## START
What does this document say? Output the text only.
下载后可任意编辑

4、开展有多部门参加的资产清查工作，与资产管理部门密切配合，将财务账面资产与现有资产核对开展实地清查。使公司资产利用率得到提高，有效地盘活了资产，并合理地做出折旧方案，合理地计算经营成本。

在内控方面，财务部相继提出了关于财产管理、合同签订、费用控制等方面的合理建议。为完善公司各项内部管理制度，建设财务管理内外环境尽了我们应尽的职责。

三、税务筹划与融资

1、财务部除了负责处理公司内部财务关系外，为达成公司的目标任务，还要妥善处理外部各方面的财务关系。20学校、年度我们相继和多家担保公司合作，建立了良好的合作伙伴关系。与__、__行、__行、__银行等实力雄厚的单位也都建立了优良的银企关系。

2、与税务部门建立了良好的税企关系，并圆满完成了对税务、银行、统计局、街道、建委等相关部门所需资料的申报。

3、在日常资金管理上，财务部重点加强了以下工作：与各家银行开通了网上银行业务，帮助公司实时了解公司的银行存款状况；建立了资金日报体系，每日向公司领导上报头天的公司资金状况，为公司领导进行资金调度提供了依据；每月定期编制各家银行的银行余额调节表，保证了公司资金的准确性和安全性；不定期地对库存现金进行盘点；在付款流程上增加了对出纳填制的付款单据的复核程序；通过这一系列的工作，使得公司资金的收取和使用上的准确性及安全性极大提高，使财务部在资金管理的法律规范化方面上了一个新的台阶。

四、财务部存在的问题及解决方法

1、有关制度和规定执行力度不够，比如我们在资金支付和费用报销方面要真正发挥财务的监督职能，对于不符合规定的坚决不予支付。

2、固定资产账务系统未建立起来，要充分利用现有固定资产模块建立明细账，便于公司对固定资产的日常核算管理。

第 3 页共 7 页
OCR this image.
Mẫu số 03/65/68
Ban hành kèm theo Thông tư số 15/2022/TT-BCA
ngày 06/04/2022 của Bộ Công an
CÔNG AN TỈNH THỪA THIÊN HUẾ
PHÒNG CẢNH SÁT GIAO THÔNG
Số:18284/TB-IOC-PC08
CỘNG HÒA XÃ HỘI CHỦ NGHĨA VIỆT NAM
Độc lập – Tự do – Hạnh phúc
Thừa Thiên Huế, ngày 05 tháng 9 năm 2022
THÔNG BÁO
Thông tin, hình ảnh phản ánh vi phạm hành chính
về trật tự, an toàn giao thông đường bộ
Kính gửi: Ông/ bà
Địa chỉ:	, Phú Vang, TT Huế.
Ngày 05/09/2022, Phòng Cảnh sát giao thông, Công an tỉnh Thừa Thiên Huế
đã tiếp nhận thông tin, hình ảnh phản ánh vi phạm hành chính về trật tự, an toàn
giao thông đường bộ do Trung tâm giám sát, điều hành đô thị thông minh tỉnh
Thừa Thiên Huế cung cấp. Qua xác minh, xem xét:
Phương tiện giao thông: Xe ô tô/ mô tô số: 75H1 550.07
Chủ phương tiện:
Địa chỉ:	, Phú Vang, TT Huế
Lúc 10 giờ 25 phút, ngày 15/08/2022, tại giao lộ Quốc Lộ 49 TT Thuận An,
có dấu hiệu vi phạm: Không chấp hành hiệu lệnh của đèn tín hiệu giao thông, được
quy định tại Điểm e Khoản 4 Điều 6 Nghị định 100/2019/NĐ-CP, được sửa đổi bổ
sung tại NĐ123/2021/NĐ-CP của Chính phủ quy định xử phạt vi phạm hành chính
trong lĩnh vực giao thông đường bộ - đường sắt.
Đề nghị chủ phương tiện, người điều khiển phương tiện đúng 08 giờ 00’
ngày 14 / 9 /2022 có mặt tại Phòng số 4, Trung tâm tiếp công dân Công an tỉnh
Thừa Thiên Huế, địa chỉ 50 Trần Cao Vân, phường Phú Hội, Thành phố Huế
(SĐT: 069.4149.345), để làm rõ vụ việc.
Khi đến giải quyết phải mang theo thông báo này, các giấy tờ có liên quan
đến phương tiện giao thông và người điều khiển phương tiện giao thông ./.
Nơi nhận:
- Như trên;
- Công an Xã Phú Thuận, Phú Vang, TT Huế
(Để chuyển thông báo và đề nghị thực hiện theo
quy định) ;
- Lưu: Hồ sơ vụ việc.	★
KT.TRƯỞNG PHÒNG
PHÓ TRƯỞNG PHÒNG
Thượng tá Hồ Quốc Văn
## END
Written exercise :: Quote each line above in full, word for word.

Answer to the problem ::
What does this document say? Output the text only.
下载后可任意编辑

4、开展有多部门参加的资产清查工作，与资产管理部门密切配合，将财务账面资产与现有资产核对开展实地清查。使公司资产利用率得到提高，有效地盘活了资产，并合理地做出折旧方案，合理地计算经营成本。

在内控方面，财务部相继提出了关于财产管理、合同签订、费用控制等方面的合理建议。为完善公司各项内部管理制度，建设财务管理内外环境尽了我们应尽的职责。

三、税务筹划与融资

1、财务部除了负责处理公司内部财务关系外，为达成公司的目标任务，还要妥善处理外部各方面的财务关系。20学校、年度我们相继和多家担保公司合作，建立了良好的合作伙伴关系。与__、__行、__行、__银行等实力雄厚的单位也都建立了优良的银企关系。

2、与税务部门建立了良好的税企关系，并圆满完成了对税务、银行、统计局、街道、建委等相关部门所需资料的申报。

3、在日常资金管理上，财务部重点加强了以下工作：与各家银行开通了网上银行业务，帮助公司实时了解公司的银行存款状况；建立了资金日报体系，每日向公司领导上报头天的公司资金状况，为公司领导进行资金调度提供了依据；每月定期编制各家银行的银行余额调节表，保证了公司资金的准确性和安全性；不定期地对库存现金进行盘点；在付款流程上增加了对出纳填制的付款单据的复核程序；通过这一系列的工作，使得公司资金的收取和使用上的准确性及安全性极大提高，使财务部在资金管理的法律规范化方面上了一个新的台阶。

四、财务部存在的问题及解决方法

1、有关制度和规定执行力度不够，比如我们在资金支付和费用报销方面要真正发挥财务的监督职能，对于不符合规定的坚决不予支付。

2、固定资产账务系统未建立起来，要充分利用现有固定资产模块建立明细账，便于公司对固定资产的日常核算管理。

第 3 页共 7 页
OCR this image.
Mẫu số 03/65/68
Ban hành kèm theo Thông tư số 15/2022/TT-BCA
ngày 06/04/2022 của Bộ Công an
CÔNG AN TỈNH THỪA THIÊN HUẾ
PHÒNG CẢNH SÁT GIAO THÔNG
Số:18284/TB-IOC-PC08
CỘNG HÒA XÃ HỘI CHỦ NGHĨA VIỆT NAM
Độc lập – Tự do – Hạnh phúc
Thừa Thiên Huế, ngày 05 tháng 9 năm 2022
THÔNG BÁO
Thông tin, hình ảnh phản ánh vi phạm hành chính
về trật tự, an toàn giao thông đường bộ
Kính gửi: Ông/ bà
Địa chỉ:	, Phú Vang, TT Huế.
Ngày 05/09/2022, Phòng Cảnh sát giao thông, Công an tỉnh Thừa Thiên Huế
đã tiếp nhận thông tin, hình ảnh phản ánh vi phạm hành chính về trật tự, an toàn
giao thông đường bộ do Trung tâm giám sát, điều hành đô thị thông minh tỉnh
Thừa Thiên Huế cung cấp. Qua xác minh, xem xét:
Phương tiện giao thông: Xe ô tô/ mô tô số: 75H1 550.07
Chủ phương tiện:
Địa chỉ:	, Phú Vang, TT Huế
Lúc 10 giờ 25 phút, ngày 15/08/2022, tại giao lộ Quốc Lộ 49 TT Thuận An,
có dấu hiệu vi phạm: Không chấp hành hiệu lệnh của đèn tín hiệu giao thông, được
quy định tại Điểm e Khoản 4 Điều 6 Nghị định 100/2019/NĐ-CP, được sửa đổi bổ
sung tại NĐ123/2021/NĐ-CP của Chính phủ quy định xử phạt vi phạm hành chính
trong lĩnh vực giao thông đường bộ - đường sắt.
Đề nghị chủ phương tiện, người điều khiển phương tiện đúng 08 giờ 00’
ngày 14 / 9 /2022 có mặt tại Phòng số 4, Trung tâm tiếp công dân Công an tỉnh
Thừa Thiên Huế, địa chỉ 50 Trần Cao Vân, phường Phú Hội, Thành phố Huế
(SĐT: 069.4149.345), để làm rõ vụ việc.
Khi đến giải quyết phải mang theo thông báo này, các giấy tờ có liên quan
đến phương tiện giao thông và người điều khiển phương tiện giao thông ./.
Nơi nhận:
- Như trên;
- Công an Xã Phú Thuận, Phú Vang, TT Huế
(Để chuyển thông báo và đề nghị thực hiện theo
quy định) ;
- Lưu: Hồ sơ vụ việc.	★
KT.TRƯỞNG PHÒNG
PHÓ TRƯỞNG PHÒNG
Thượng tá Hồ Quốc Văn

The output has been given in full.